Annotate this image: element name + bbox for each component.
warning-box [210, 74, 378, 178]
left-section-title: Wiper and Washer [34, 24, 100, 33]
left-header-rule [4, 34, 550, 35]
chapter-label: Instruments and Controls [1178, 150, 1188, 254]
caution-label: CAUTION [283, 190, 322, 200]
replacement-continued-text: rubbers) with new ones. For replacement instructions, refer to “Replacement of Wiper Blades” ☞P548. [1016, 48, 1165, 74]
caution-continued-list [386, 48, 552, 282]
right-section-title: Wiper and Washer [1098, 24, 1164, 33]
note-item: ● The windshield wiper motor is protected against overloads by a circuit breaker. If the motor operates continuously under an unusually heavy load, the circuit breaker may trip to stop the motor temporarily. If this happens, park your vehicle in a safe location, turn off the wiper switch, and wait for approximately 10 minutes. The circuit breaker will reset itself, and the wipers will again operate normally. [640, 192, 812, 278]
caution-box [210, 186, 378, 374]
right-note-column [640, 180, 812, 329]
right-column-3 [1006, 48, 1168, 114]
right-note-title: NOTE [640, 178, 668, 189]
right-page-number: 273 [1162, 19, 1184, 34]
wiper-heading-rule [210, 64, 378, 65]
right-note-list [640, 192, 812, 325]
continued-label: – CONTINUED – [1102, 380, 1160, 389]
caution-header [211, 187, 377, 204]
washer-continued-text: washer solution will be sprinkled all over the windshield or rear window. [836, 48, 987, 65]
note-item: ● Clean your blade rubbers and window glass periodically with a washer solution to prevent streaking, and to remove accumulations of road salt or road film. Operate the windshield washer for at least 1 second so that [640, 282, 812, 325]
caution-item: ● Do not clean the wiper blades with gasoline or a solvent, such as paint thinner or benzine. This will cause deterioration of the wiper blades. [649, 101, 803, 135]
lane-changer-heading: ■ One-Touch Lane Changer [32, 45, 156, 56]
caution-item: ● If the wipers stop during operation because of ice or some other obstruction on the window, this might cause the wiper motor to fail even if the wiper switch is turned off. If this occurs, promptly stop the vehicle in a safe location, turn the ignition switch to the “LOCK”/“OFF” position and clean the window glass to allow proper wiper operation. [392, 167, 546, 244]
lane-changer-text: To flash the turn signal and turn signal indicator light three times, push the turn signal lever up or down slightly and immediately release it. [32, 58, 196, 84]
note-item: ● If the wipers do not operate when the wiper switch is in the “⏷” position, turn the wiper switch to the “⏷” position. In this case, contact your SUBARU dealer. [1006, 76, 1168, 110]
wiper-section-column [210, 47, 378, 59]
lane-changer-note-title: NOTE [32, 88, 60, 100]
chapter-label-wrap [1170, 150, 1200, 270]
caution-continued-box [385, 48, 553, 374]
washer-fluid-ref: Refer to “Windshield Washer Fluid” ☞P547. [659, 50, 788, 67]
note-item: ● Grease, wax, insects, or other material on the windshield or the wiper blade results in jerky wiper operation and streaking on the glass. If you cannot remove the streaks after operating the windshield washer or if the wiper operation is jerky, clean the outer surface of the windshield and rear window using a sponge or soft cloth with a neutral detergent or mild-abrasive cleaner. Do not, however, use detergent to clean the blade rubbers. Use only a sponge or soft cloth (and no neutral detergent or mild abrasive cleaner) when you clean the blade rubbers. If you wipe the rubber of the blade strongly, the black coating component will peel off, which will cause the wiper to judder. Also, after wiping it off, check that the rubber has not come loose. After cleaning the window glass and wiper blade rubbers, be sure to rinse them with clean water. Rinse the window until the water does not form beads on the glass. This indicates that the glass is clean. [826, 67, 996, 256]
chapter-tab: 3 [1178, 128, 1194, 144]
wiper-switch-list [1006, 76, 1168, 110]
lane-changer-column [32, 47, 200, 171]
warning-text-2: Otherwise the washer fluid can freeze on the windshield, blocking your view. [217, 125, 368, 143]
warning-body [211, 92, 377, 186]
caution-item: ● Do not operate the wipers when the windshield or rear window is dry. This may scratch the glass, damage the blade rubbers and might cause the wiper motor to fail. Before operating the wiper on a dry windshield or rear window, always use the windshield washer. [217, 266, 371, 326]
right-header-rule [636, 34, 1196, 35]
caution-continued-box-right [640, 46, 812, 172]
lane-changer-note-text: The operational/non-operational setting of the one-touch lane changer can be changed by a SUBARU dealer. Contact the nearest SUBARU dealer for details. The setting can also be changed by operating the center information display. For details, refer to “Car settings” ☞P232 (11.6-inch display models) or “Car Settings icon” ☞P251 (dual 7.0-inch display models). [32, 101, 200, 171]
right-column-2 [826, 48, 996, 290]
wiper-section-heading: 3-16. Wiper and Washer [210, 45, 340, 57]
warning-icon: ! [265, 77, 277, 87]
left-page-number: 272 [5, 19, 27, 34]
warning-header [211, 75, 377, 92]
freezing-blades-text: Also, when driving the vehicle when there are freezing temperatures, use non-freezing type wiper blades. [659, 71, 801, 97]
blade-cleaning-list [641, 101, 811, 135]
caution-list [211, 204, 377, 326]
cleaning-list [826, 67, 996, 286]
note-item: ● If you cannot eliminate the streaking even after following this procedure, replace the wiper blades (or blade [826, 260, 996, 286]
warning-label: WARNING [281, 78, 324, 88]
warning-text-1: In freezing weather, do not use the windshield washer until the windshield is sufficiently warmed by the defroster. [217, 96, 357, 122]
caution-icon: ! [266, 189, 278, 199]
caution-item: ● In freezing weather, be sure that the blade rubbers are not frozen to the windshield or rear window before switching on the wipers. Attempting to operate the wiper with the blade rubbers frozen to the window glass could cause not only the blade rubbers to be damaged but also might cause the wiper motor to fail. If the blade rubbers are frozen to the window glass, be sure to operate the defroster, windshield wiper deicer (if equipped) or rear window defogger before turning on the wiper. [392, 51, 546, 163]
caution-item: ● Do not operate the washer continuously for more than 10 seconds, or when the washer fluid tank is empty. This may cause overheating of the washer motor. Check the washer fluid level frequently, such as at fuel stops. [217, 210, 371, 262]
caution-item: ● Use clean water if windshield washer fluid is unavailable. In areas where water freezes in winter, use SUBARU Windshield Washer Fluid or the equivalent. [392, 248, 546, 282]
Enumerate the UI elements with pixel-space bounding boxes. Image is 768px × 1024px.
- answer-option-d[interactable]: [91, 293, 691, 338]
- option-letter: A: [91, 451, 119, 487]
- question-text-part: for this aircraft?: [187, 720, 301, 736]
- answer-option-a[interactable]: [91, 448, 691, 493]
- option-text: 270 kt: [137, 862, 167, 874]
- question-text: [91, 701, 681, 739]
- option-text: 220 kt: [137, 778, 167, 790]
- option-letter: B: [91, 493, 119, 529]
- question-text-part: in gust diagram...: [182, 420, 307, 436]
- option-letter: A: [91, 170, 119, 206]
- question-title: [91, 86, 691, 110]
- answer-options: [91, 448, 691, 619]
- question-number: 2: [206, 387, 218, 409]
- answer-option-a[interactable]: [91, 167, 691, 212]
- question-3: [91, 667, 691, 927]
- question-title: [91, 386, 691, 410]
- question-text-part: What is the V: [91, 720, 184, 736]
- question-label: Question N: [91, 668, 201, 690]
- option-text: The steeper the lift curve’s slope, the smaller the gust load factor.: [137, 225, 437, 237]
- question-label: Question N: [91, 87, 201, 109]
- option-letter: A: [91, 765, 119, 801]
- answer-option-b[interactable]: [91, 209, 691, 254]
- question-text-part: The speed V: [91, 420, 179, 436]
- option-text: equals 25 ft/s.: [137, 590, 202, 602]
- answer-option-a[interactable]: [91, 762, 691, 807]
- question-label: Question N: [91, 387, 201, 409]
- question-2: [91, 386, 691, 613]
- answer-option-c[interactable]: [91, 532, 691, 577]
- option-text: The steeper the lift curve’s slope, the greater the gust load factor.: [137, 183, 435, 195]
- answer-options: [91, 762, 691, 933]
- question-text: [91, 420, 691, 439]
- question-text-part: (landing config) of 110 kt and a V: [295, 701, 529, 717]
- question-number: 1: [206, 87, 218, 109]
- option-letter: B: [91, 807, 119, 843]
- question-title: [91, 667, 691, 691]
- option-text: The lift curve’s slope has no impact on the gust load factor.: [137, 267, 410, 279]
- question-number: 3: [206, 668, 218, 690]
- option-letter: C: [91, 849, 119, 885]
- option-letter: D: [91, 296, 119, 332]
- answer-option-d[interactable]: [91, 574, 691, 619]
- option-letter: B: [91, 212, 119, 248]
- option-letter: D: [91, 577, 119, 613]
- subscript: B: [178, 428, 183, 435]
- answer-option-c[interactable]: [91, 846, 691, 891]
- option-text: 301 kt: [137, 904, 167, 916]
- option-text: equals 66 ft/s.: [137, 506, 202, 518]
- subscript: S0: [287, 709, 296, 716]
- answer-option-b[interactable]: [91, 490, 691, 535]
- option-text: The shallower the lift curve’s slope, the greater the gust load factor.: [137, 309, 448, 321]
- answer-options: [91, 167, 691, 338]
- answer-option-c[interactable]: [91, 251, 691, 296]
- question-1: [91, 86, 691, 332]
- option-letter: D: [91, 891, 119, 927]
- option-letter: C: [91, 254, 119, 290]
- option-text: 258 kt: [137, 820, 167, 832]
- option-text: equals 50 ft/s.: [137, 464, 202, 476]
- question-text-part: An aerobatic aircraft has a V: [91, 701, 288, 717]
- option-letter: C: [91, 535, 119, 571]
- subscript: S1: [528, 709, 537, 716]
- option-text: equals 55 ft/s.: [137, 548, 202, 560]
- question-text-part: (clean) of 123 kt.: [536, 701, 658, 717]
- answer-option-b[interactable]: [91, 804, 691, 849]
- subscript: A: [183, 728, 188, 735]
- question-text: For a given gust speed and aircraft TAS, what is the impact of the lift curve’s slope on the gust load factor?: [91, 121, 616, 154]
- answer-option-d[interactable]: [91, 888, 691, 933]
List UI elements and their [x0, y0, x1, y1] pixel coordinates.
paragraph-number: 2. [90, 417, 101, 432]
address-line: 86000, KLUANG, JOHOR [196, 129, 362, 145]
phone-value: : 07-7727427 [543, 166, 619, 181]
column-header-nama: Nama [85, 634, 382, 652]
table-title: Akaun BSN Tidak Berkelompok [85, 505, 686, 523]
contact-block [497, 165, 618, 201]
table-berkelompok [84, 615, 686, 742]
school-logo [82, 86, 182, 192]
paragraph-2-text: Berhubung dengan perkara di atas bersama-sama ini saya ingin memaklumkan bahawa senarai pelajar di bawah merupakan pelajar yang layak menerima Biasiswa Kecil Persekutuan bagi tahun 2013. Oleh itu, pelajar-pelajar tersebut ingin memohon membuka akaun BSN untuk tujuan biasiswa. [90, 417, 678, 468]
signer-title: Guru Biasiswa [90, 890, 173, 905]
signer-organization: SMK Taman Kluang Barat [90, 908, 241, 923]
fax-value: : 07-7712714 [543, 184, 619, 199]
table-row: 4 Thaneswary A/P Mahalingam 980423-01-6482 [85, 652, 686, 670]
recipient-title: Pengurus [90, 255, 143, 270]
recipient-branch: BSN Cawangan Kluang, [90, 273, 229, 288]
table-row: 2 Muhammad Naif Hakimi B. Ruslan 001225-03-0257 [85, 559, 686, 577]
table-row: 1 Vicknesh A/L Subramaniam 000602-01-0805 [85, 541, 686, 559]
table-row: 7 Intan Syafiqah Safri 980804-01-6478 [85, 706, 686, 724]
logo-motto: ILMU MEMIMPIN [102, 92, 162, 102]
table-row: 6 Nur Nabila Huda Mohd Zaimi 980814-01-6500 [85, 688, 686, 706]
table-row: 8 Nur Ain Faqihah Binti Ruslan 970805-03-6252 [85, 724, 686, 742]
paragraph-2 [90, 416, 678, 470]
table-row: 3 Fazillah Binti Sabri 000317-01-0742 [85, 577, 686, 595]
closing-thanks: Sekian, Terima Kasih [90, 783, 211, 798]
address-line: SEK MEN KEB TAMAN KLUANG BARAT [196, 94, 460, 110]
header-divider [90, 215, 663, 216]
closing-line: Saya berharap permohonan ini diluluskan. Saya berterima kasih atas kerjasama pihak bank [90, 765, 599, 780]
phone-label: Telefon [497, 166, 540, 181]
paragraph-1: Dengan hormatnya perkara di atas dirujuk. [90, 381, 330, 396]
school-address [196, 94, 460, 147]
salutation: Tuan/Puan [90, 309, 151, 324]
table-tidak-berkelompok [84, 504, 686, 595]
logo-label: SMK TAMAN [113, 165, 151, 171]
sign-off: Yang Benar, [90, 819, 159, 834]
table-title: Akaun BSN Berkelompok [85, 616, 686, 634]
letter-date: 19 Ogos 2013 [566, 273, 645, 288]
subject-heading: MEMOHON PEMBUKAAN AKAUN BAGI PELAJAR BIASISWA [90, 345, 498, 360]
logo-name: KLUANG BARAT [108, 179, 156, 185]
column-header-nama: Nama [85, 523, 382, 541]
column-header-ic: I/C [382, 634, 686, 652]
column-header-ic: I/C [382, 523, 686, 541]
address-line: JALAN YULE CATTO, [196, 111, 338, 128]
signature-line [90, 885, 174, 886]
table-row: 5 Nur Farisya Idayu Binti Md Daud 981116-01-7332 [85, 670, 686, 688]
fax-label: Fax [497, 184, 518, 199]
------------------------------------------------------------
Convert the lines from the first line up to and including the line containing "caution-label: CAUTION [283, 190, 322, 200]" into a numbered list, omitting any blank lines.

1. Annotate this image: element name + bbox for each component.
2. warning-box [210, 74, 378, 178]
3. left-section-title: Wiper and Washer [34, 24, 100, 33]
4. left-header-rule [4, 34, 550, 35]
5. chapter-label: Instruments and Controls [1178, 150, 1188, 254]
6. caution-label: CAUTION [283, 190, 322, 200]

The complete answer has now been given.